*Jobs:*
1. From the guide to VAT on electric company cars below, list the related costs on which a company that buys an electric car outright can reclaim VAT.
2. In the guide to VAT on electric company cars below, how much VAT per month can be reclaimed in the example with a £500 monthly lease?

VAT savings on electric company cars

VAT treatment for electric vehicles follows the same basic rules as for petrol or diesel cars but there are still valuable opportunities to reclaim part of the VAT, especially for leased cars or those used exclusively for business.

How VAT works depending on how you get the car

Company-owned cars

If your company buys an electric car outright, you can only reclaim VAT if the vehicle is used exclusively for business purposes, meaning no personal trips or commuting.

Because that’s rarely the case, most businesses can’t reclaim VAT on the car purchase itself.

However, VAT can be reclaimed on related costs such as:

  • Servicing, repairs, and maintenance
  • Electricity used to charge the vehicle at the workplace
  • Installation and upkeep of workplace charge points

Note: If employees charge at home, that electricity is classed as personal use and isn’t eligible for VAT recovery.

Business leases

Leasing an EV gives businesses far more flexibility with VAT. HMRC allows you to reclaim:

  • 50% of the VAT on the lease payments if the car is available for private use
  • 100% of the VAT on any maintenance package included in the lease

This approach gives predictable monthly costs and steady VAT recovery over time. It’s a big reason many companies choose leasing over outright purchase.

Salary sacrifice EV schemes

In a salary sacrifice arrangement, the VAT management happens behind the scenes.

The lease provider reclaims VAT on the car and its maintenance, then builds those savings directly into the lease pricing. That means employers don’t pay or reclaim VAT themselves as the benefit is passed through automatically.

It’s one of the simplest and most admin-free ways for businesses to access the VAT advantages of electric vehicles.

How to calculate what you can reclaim

For leased cars: Take your monthly lease cost (excluding VAT). Add 20% VAT, then reclaim 50% of that VAT. Example: £500 lease + £100 VAT = £600 total. You can reclaim £50 VAT per month.

For maintenance: You can reclaim 100% of the VAT on maintenance packages or repairs tied to the lease.

For workplace charging and charge points: VAT can be reclaimed in full if the electricity or charge point is used only for business vehicles.

Worked example: VAT recovery scenarios

Scenario VAT reclaimable on car VAT reclaimable on maintenance Admin handled by provider?

*Data lines:*

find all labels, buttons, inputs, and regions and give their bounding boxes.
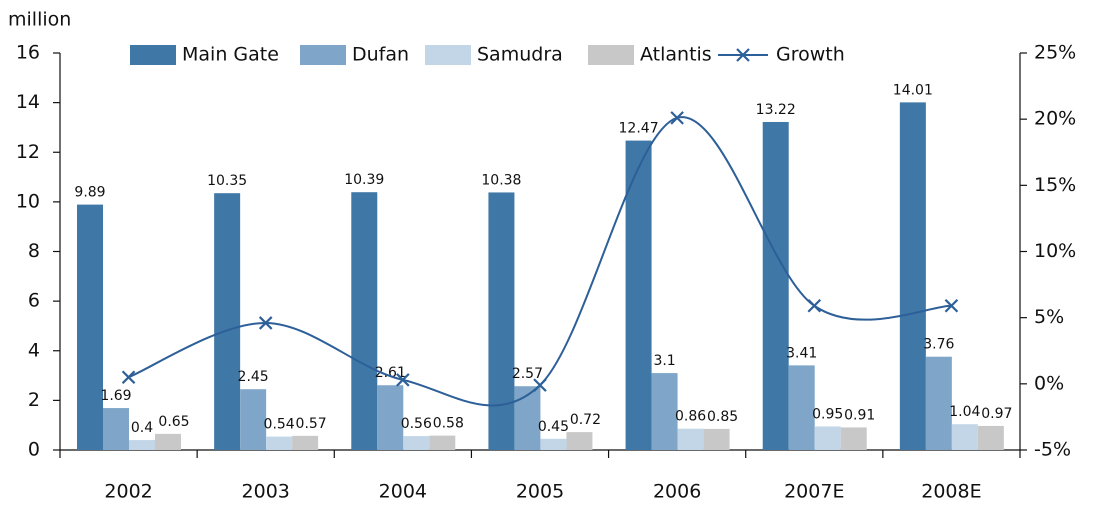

*Outputs for the tasks:*
1.
- Servicing, repairs, and maintenance
- Electricity used to charge the vehicle at the workplace
- Installation and upkeep of workplace charge points

2. £50 VAT per month.